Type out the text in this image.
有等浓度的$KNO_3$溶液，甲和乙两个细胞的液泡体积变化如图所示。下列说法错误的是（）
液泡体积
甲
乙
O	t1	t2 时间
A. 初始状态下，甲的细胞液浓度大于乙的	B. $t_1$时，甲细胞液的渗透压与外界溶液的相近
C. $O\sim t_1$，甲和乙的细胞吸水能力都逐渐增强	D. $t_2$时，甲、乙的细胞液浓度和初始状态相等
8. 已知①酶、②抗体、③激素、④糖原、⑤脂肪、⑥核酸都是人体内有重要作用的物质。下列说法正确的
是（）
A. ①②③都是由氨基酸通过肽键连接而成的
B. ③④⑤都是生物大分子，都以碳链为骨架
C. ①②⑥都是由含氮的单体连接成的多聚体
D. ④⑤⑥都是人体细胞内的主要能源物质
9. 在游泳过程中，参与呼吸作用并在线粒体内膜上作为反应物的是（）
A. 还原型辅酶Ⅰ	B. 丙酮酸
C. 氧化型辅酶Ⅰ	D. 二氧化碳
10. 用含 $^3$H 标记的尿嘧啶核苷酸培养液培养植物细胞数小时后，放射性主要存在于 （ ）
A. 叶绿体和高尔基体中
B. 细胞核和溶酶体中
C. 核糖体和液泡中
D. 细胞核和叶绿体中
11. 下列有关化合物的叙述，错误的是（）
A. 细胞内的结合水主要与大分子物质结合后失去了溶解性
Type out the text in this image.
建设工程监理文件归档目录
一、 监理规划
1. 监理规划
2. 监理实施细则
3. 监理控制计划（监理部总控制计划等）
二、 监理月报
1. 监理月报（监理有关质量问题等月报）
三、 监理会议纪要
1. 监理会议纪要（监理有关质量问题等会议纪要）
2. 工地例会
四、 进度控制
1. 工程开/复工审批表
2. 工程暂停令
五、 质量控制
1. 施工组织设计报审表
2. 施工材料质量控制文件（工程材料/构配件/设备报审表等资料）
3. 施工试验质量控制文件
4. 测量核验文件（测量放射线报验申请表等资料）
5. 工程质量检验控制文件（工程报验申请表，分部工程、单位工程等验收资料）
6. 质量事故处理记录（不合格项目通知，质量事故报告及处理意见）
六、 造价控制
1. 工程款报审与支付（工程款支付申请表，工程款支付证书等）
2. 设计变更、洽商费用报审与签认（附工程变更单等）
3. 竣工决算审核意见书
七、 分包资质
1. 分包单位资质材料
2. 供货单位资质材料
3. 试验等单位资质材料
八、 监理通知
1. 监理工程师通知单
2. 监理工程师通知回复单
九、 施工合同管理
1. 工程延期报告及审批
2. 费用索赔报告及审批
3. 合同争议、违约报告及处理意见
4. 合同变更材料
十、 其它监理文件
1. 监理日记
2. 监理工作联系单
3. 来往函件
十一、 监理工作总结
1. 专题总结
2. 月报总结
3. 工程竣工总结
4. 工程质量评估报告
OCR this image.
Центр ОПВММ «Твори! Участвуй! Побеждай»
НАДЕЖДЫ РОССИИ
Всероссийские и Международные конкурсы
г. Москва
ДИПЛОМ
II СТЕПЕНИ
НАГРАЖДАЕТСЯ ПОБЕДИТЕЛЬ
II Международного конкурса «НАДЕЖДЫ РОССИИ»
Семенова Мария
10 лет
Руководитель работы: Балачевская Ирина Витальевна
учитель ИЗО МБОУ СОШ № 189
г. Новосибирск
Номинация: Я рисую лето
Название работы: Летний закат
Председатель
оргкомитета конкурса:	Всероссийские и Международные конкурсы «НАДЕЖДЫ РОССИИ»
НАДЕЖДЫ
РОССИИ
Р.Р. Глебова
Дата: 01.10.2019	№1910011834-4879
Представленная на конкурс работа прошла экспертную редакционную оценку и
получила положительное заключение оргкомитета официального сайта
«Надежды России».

[THE TASK]:
Extract each line of the listing above, copying it word for word.

[ANSWER TO THIS PROBLEM]:
Type out the text in this image.
有等浓度的$KNO_3$溶液，甲和乙两个细胞的液泡体积变化如图所示。下列说法错误的是（）
液泡体积
甲
乙
O	t1	t2 时间
A. 初始状态下，甲的细胞液浓度大于乙的	B. $t_1$时，甲细胞液的渗透压与外界溶液的相近
C. $O\sim t_1$，甲和乙的细胞吸水能力都逐渐增强	D. $t_2$时，甲、乙的细胞液浓度和初始状态相等
8. 已知①酶、②抗体、③激素、④糖原、⑤脂肪、⑥核酸都是人体内有重要作用的物质。下列说法正确的
是（）
A. ①②③都是由氨基酸通过肽键连接而成的
B. ③④⑤都是生物大分子，都以碳链为骨架
C. ①②⑥都是由含氮的单体连接成的多聚体
D. ④⑤⑥都是人体细胞内的主要能源物质
9. 在游泳过程中，参与呼吸作用并在线粒体内膜上作为反应物的是（）
A. 还原型辅酶Ⅰ	B. 丙酮酸
C. 氧化型辅酶Ⅰ	D. 二氧化碳
10. 用含 $^3$H 标记的尿嘧啶核苷酸培养液培养植物细胞数小时后，放射性主要存在于 （ ）
A. 叶绿体和高尔基体中
B. 细胞核和溶酶体中
C. 核糖体和液泡中
D. 细胞核和叶绿体中
11. 下列有关化合物的叙述，错误的是（）
A. 细胞内的结合水主要与大分子物质结合后失去了溶解性
Type out the text in this image.
建设工程监理文件归档目录
一、 监理规划
1. 监理规划
2. 监理实施细则
3. 监理控制计划（监理部总控制计划等）
二、 监理月报
1. 监理月报（监理有关质量问题等月报）
三、 监理会议纪要
1. 监理会议纪要（监理有关质量问题等会议纪要）
2. 工地例会
四、 进度控制
1. 工程开/复工审批表
2. 工程暂停令
五、 质量控制
1. 施工组织设计报审表
2. 施工材料质量控制文件（工程材料/构配件/设备报审表等资料）
3. 施工试验质量控制文件
4. 测量核验文件（测量放射线报验申请表等资料）
5. 工程质量检验控制文件（工程报验申请表，分部工程、单位工程等验收资料）
6. 质量事故处理记录（不合格项目通知，质量事故报告及处理意见）
六、 造价控制
1. 工程款报审与支付（工程款支付申请表，工程款支付证书等）
2. 设计变更、洽商费用报审与签认（附工程变更单等）
3. 竣工决算审核意见书
七、 分包资质
1. 分包单位资质材料
2. 供货单位资质材料
3. 试验等单位资质材料
八、 监理通知
1. 监理工程师通知单
2. 监理工程师通知回复单
九、 施工合同管理
1. 工程延期报告及审批
2. 费用索赔报告及审批
3. 合同争议、违约报告及处理意见
4. 合同变更材料
十、 其它监理文件
1. 监理日记
2. 监理工作联系单
3. 来往函件
十一、 监理工作总结
1. 专题总结
2. 月报总结
3. 工程竣工总结
4. 工程质量评估报告
OCR this image.
Центр ОПВММ «Твори! Участвуй! Побеждай»
НАДЕЖДЫ РОССИИ
Всероссийские и Международные конкурсы
г. Москва
ДИПЛОМ
II СТЕПЕНИ
НАГРАЖДАЕТСЯ ПОБЕДИТЕЛЬ
II Международного конкурса «НАДЕЖДЫ РОССИИ»
Семенова Мария
10 лет
Руководитель работы: Балачевская Ирина Витальевна
учитель ИЗО МБОУ СОШ № 189
г. Новосибирск
Номинация: Я рисую лето
Название работы: Летний закат
Председатель
оргкомитета конкурса:	Всероссийские и Международные конкурсы «НАДЕЖДЫ РОССИИ»
НАДЕЖДЫ
РОССИИ
Р.Р. Глебова
Дата: 01.10.2019	№1910011834-4879
Представленная на конкурс работа прошла экспертную редакционную оценку и
получила положительное заключение оргкомитета официального сайта
«Надежды России».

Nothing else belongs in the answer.